**Work to do:** Every line that holds the string "JSON" is to be identified and copied.

**Data for this task:**
○ ○ ○ ○ ○ ○ ○
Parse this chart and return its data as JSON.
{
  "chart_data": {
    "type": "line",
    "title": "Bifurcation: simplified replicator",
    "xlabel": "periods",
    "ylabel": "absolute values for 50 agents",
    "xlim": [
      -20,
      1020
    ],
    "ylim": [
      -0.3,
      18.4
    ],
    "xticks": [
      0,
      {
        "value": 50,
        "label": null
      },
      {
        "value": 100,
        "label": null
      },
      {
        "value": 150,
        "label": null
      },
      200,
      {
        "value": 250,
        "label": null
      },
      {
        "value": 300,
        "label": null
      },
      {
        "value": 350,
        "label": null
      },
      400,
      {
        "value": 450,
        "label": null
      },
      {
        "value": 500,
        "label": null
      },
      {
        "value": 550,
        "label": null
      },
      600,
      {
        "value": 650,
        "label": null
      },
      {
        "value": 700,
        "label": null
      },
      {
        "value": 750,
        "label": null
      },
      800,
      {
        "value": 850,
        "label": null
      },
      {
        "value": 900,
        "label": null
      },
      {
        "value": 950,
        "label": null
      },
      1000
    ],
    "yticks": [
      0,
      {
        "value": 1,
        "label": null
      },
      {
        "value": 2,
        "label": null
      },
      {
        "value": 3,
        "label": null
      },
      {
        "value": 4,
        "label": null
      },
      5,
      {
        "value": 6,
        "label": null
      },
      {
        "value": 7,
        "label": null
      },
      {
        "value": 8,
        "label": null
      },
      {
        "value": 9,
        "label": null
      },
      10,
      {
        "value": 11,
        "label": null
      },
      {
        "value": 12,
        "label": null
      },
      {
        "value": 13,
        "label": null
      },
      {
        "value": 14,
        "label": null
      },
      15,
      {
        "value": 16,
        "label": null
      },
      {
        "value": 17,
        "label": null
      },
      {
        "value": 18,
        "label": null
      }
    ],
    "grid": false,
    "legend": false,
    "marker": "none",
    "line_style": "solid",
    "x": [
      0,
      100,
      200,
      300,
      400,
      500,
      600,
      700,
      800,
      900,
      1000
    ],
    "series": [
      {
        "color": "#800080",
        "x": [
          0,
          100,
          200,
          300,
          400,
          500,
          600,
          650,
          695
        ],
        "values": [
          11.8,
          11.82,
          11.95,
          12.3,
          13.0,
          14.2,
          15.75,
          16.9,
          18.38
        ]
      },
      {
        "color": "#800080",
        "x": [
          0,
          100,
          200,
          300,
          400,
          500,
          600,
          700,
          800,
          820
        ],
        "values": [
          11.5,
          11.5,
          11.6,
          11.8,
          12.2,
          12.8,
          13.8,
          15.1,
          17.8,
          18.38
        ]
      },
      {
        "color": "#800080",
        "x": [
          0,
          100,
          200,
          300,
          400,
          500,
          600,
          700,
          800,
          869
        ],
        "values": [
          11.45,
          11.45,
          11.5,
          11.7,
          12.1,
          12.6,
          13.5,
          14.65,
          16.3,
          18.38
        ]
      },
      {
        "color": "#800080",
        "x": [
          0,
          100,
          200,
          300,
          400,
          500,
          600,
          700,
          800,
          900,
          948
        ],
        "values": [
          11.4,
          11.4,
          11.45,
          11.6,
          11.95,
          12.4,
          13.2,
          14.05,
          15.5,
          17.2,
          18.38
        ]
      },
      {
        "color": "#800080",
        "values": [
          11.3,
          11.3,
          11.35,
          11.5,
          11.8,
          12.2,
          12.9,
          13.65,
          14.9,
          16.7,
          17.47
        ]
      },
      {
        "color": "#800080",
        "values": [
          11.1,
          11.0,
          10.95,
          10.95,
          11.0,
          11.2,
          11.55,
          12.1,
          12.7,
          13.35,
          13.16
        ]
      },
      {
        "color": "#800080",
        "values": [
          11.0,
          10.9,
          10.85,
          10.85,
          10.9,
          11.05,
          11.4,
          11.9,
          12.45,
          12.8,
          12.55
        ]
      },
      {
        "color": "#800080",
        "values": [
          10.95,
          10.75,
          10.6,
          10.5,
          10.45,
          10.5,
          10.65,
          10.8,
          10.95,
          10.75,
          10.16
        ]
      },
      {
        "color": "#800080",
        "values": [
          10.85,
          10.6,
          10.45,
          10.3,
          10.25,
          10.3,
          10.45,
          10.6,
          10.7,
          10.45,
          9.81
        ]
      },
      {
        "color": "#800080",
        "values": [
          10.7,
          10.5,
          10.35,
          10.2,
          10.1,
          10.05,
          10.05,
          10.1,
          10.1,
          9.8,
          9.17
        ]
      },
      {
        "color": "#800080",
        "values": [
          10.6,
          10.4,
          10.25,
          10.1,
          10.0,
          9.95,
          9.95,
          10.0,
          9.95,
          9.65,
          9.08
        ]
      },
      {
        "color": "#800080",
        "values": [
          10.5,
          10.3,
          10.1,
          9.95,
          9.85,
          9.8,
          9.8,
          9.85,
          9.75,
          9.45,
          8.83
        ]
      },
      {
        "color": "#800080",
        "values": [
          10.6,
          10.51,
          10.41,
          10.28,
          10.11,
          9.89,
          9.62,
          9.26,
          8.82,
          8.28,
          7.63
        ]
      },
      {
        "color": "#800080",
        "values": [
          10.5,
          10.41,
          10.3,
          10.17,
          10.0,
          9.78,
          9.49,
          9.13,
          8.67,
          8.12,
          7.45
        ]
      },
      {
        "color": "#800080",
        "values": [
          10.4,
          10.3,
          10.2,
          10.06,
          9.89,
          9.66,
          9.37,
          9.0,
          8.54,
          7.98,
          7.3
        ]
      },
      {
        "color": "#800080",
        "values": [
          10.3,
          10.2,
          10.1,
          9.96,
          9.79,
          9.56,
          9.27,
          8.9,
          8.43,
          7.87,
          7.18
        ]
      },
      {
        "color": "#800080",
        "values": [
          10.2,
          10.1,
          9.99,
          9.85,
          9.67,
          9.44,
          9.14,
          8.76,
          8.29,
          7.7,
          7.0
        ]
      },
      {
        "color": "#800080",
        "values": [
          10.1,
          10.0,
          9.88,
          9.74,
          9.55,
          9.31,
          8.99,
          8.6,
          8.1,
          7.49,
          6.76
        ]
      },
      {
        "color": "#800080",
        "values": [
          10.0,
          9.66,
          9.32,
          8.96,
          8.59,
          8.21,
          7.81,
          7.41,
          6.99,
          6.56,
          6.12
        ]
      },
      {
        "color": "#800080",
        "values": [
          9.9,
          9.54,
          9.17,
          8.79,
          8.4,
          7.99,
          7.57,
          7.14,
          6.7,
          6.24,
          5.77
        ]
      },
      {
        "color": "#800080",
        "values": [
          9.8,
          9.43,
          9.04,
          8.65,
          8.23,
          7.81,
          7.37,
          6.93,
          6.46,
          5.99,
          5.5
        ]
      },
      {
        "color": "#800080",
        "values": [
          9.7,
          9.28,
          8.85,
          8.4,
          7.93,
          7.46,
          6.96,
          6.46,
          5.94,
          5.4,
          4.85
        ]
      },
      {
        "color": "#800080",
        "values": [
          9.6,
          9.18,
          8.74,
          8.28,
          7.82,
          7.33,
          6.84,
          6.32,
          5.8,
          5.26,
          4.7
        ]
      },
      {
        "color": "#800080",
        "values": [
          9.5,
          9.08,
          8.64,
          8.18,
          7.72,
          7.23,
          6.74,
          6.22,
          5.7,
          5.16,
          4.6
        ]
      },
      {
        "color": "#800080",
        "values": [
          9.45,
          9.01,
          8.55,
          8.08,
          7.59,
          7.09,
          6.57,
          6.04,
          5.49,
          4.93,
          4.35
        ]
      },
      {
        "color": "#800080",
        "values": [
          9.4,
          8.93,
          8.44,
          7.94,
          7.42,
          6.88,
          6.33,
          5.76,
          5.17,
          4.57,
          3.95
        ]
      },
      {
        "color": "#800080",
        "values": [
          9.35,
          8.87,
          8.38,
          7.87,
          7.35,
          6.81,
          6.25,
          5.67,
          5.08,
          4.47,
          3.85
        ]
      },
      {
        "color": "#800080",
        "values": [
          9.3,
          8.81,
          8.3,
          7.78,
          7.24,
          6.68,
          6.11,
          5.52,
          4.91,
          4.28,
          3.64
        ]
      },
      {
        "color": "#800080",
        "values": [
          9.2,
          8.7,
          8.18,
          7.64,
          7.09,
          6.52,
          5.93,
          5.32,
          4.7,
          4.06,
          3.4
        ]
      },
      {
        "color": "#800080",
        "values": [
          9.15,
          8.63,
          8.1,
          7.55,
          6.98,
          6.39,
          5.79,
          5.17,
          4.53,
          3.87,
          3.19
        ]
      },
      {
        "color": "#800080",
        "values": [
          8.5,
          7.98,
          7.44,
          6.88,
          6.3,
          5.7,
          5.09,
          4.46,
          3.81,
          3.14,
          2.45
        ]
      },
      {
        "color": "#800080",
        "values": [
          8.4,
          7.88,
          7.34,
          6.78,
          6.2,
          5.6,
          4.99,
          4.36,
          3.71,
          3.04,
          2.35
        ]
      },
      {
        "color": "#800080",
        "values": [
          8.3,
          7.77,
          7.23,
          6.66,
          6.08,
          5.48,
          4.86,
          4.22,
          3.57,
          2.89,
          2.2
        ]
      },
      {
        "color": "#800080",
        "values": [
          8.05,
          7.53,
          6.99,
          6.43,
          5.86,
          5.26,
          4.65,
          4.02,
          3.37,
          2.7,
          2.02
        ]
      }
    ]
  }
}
○ ○ ○ ○ ○ ○ ○
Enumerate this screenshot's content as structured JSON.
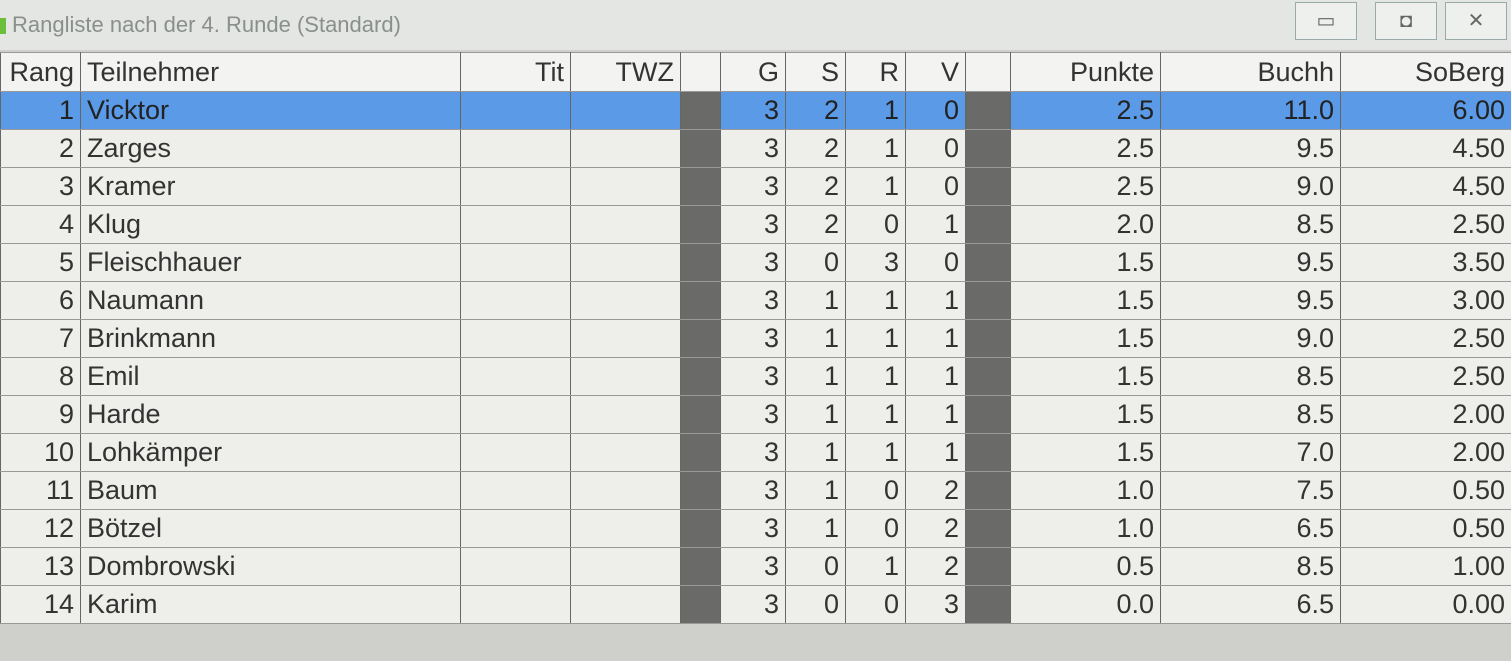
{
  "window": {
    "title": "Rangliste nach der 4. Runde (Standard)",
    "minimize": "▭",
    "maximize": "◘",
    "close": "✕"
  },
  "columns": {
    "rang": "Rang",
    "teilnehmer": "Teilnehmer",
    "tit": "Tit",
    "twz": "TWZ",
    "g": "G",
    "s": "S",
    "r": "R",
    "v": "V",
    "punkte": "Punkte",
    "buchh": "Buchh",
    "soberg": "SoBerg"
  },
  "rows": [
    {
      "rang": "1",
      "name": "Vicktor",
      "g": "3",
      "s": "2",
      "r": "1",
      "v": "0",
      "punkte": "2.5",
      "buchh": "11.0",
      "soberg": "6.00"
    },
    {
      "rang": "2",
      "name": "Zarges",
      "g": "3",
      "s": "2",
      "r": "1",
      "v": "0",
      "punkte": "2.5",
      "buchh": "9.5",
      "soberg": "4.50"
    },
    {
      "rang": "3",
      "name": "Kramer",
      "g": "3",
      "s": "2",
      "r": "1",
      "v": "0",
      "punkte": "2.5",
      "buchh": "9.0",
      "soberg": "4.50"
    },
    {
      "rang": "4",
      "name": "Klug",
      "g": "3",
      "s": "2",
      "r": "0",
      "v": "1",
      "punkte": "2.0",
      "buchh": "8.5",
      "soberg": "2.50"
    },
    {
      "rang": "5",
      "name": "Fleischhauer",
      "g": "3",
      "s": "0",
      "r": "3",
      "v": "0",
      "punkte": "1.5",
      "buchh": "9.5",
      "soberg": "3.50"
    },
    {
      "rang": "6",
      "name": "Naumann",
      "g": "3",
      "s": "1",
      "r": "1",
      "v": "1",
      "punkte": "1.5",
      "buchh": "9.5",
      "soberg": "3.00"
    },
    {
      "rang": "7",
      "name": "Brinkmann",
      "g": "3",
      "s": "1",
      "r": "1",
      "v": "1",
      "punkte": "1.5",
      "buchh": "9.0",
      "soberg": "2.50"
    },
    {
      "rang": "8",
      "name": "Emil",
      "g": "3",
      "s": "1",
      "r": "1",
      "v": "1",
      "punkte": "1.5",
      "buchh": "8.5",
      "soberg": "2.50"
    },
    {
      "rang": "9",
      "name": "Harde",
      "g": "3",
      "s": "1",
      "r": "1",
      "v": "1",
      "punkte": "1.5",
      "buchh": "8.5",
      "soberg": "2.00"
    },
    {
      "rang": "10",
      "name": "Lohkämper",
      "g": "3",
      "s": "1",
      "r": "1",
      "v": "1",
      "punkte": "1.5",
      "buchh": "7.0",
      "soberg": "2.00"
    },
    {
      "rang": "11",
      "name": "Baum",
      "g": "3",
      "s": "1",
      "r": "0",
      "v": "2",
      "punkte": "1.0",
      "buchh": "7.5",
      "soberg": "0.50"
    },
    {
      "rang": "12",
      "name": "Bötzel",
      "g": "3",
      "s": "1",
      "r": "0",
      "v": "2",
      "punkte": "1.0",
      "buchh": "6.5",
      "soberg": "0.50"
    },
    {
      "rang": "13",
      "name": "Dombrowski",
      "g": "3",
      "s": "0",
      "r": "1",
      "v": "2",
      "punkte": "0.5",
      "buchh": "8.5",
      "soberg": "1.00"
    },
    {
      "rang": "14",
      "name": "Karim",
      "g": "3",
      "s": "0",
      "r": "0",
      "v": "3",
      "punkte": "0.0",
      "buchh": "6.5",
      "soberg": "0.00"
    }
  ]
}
○ ○ ○ ○ ○ ○ ○
**Response to this task:**
Parse this chart and return its data as JSON.
Enumerate this screenshot's content as structured JSON.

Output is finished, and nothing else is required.